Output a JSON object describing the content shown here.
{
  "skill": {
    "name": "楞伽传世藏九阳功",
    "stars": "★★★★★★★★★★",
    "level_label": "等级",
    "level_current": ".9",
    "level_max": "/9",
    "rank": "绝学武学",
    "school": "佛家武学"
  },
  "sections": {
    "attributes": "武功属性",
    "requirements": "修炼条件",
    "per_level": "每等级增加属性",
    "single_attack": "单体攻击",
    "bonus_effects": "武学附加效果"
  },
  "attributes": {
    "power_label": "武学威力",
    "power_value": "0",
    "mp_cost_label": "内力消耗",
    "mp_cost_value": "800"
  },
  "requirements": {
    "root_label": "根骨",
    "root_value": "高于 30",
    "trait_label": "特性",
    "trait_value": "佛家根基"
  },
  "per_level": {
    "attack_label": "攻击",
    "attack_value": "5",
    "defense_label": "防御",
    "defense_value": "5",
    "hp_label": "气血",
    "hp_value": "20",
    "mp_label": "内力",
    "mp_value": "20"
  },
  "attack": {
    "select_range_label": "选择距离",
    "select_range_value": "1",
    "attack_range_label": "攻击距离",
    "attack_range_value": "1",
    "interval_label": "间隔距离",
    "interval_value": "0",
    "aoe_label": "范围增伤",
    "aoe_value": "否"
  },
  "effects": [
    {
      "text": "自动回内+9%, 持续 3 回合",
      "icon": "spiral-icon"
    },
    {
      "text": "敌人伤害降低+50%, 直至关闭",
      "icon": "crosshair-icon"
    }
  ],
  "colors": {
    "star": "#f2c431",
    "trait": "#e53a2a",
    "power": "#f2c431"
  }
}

# # # #

Repeat the data precisely, reproducing every entry.

• Solved problem:
Output a JSON object describing the content shown here.
{
  "skill": {
    "name": "楞伽传世藏九阳功",
    "stars": "★★★★★★★★★★",
    "level_label": "等级",
    "level_current": ".9",
    "level_max": "/9",
    "rank": "绝学武学",
    "school": "佛家武学"
  },
  "sections": {
    "attributes": "武功属性",
    "requirements": "修炼条件",
    "per_level": "每等级增加属性",
    "single_attack": "单体攻击",
    "bonus_effects": "武学附加效果"
  },
  "attributes": {
    "power_label": "武学威力",
    "power_value": "0",
    "mp_cost_label": "内力消耗",
    "mp_cost_value": "800"
  },
  "requirements": {
    "root_label": "根骨",
    "root_value": "高于 30",
    "trait_label": "特性",
    "trait_value": "佛家根基"
  },
  "per_level": {
    "attack_label": "攻击",
    "attack_value": "5",
    "defense_label": "防御",
    "defense_value": "5",
    "hp_label": "气血",
    "hp_value": "20",
    "mp_label": "内力",
    "mp_value": "20"
  },
  "attack": {
    "select_range_label": "选择距离",
    "select_range_value": "1",
    "attack_range_label": "攻击距离",
    "attack_range_value": "1",
    "interval_label": "间隔距离",
    "interval_value": "0",
    "aoe_label": "范围增伤",
    "aoe_value": "否"
  },
  "effects": [
    {
      "text": "自动回内+9%, 持续 3 回合",
      "icon": "spiral-icon"
    },
    {
      "text": "敌人伤害降低+50%, 直至关闭",
      "icon": "crosshair-icon"
    }
  ],
  "colors": {
    "star": "#f2c431",
    "trait": "#e53a2a",
    "power": "#f2c431"
  }
}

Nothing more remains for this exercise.